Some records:
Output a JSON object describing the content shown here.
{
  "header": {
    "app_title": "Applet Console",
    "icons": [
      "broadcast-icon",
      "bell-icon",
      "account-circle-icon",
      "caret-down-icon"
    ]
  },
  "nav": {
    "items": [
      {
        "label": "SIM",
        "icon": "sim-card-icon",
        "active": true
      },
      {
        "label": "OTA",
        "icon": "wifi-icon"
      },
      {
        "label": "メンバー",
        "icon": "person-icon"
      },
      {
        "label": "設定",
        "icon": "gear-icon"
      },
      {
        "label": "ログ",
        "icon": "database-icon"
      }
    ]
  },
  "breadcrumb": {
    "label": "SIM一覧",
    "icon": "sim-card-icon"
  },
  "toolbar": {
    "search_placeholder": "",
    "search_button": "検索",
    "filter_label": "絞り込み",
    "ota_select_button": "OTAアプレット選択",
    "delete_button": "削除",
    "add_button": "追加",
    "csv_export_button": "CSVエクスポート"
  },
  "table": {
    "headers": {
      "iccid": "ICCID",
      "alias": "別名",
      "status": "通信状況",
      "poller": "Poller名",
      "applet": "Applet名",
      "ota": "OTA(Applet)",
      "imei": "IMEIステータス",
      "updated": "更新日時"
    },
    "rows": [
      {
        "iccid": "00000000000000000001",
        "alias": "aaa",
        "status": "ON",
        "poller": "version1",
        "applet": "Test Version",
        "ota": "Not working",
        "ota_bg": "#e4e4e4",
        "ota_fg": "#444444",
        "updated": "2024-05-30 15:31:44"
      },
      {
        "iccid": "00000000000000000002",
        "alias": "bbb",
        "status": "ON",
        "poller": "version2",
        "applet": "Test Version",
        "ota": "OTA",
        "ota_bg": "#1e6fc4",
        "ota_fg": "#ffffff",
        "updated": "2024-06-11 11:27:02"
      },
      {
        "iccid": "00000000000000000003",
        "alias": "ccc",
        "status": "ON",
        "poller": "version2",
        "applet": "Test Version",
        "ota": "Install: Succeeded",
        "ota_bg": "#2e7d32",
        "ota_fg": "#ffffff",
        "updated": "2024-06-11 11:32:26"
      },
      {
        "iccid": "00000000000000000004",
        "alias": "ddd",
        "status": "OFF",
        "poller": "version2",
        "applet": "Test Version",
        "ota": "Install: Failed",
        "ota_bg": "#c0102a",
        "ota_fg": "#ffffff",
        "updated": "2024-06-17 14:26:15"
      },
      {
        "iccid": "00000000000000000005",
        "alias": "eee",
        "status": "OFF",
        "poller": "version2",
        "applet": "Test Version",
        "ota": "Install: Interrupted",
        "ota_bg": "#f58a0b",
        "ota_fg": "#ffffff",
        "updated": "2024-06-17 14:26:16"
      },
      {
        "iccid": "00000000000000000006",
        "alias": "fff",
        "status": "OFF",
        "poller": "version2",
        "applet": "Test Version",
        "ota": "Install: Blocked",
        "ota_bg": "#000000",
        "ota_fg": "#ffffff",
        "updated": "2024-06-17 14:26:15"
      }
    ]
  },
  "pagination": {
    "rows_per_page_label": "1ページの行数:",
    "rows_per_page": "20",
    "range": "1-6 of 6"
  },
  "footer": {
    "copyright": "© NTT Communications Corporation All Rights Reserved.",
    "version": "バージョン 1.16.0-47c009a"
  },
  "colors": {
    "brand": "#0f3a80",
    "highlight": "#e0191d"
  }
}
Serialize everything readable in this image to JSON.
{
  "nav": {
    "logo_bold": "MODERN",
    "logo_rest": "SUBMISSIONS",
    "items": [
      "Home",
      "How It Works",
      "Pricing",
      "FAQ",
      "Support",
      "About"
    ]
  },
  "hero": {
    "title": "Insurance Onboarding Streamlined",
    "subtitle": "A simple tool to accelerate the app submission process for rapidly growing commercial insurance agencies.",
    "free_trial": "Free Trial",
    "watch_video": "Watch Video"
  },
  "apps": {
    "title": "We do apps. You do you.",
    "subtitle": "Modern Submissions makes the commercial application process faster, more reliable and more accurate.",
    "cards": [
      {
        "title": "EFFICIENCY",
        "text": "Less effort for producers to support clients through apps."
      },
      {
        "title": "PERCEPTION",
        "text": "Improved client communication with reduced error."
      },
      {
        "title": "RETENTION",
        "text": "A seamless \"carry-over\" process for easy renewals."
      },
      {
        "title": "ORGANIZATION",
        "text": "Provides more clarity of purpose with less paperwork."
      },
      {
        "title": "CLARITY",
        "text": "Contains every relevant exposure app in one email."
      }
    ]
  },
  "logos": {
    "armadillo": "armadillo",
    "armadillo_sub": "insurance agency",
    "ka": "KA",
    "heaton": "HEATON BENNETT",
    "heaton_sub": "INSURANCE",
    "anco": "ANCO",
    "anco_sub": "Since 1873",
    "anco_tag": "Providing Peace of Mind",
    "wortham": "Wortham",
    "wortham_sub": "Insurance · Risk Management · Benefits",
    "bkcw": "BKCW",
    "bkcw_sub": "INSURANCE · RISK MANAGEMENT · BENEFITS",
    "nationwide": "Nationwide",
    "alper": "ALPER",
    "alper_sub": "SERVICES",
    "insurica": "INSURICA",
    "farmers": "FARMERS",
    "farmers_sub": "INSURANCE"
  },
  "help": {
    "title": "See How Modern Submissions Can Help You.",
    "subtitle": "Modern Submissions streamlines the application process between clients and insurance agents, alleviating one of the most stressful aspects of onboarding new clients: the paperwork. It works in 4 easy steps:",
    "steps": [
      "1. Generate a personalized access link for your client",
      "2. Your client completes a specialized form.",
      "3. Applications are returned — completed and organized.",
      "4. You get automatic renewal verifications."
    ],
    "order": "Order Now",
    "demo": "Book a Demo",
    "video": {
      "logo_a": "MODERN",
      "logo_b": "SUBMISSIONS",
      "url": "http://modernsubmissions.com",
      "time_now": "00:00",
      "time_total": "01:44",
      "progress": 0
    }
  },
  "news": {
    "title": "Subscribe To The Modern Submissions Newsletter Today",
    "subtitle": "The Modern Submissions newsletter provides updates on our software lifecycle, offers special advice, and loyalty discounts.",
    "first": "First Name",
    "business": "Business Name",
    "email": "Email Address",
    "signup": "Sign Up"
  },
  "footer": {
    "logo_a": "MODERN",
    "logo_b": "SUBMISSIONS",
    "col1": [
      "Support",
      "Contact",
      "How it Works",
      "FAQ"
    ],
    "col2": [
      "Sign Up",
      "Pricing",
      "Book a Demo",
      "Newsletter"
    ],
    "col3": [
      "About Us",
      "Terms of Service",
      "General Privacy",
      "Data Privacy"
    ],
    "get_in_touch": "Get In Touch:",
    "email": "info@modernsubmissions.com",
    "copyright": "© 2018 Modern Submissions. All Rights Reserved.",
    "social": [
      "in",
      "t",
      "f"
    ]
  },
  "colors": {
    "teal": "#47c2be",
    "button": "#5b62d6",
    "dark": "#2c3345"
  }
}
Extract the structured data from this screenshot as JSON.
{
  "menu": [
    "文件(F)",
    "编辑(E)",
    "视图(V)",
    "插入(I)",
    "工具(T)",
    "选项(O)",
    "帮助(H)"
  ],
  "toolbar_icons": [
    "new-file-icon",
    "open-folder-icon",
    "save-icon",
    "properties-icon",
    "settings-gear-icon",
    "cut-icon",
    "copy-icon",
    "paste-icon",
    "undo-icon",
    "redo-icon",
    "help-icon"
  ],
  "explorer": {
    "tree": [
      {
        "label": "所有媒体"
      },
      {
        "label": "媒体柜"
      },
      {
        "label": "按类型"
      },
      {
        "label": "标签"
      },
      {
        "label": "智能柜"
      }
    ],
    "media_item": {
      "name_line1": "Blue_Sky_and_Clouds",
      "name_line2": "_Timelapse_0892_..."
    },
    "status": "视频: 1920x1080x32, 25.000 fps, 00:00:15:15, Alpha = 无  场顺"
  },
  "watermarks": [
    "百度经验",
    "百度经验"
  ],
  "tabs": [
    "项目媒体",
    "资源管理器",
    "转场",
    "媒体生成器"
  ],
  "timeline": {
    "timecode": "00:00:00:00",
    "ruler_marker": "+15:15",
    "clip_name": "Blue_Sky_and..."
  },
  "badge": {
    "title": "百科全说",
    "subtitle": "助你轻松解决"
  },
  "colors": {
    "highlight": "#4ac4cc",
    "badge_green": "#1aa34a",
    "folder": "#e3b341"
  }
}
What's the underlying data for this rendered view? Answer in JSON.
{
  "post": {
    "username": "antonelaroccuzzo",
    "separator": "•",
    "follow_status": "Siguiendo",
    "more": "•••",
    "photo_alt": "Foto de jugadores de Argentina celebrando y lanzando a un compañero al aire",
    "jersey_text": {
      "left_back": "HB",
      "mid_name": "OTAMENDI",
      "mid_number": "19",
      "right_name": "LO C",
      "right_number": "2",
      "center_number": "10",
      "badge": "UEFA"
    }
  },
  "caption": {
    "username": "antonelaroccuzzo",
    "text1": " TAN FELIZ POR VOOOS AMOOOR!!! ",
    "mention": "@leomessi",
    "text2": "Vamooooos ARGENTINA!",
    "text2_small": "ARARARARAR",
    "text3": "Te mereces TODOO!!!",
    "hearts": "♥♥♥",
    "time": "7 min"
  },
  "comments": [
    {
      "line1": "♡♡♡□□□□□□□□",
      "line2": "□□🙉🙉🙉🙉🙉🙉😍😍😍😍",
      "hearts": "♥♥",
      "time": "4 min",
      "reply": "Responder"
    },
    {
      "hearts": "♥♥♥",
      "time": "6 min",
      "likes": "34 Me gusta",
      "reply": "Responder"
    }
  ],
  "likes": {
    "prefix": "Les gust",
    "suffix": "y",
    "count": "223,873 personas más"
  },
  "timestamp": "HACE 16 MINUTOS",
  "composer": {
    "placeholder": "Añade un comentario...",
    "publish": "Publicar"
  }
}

DIRECTION: All lines from the one containing "What's the underlying" through the end of the records, both ends included, are to be quoted exactly; please add nothing else.

THE COMPLETED TASK:
What's the underlying data for this rendered view? Answer in JSON.
{
  "post": {
    "username": "antonelaroccuzzo",
    "separator": "•",
    "follow_status": "Siguiendo",
    "more": "•••",
    "photo_alt": "Foto de jugadores de Argentina celebrando y lanzando a un compañero al aire",
    "jersey_text": {
      "left_back": "HB",
      "mid_name": "OTAMENDI",
      "mid_number": "19",
      "right_name": "LO C",
      "right_number": "2",
      "center_number": "10",
      "badge": "UEFA"
    }
  },
  "caption": {
    "username": "antonelaroccuzzo",
    "text1": " TAN FELIZ POR VOOOS AMOOOR!!! ",
    "mention": "@leomessi",
    "text2": "Vamooooos ARGENTINA!",
    "text2_small": "ARARARARAR",
    "text3": "Te mereces TODOO!!!",
    "hearts": "♥♥♥",
    "time": "7 min"
  },
  "comments": [
    {
      "line1": "♡♡♡□□□□□□□□",
      "line2": "□□🙉🙉🙉🙉🙉🙉😍😍😍😍",
      "hearts": "♥♥",
      "time": "4 min",
      "reply": "Responder"
    },
    {
      "hearts": "♥♥♥",
      "time": "6 min",
      "likes": "34 Me gusta",
      "reply": "Responder"
    }
  ],
  "likes": {
    "prefix": "Les gust",
    "suffix": "y",
    "count": "223,873 personas más"
  },
  "timestamp": "HACE 16 MINUTOS",
  "composer": {
    "placeholder": "Añade un comentario...",
    "publish": "Publicar"
  }
}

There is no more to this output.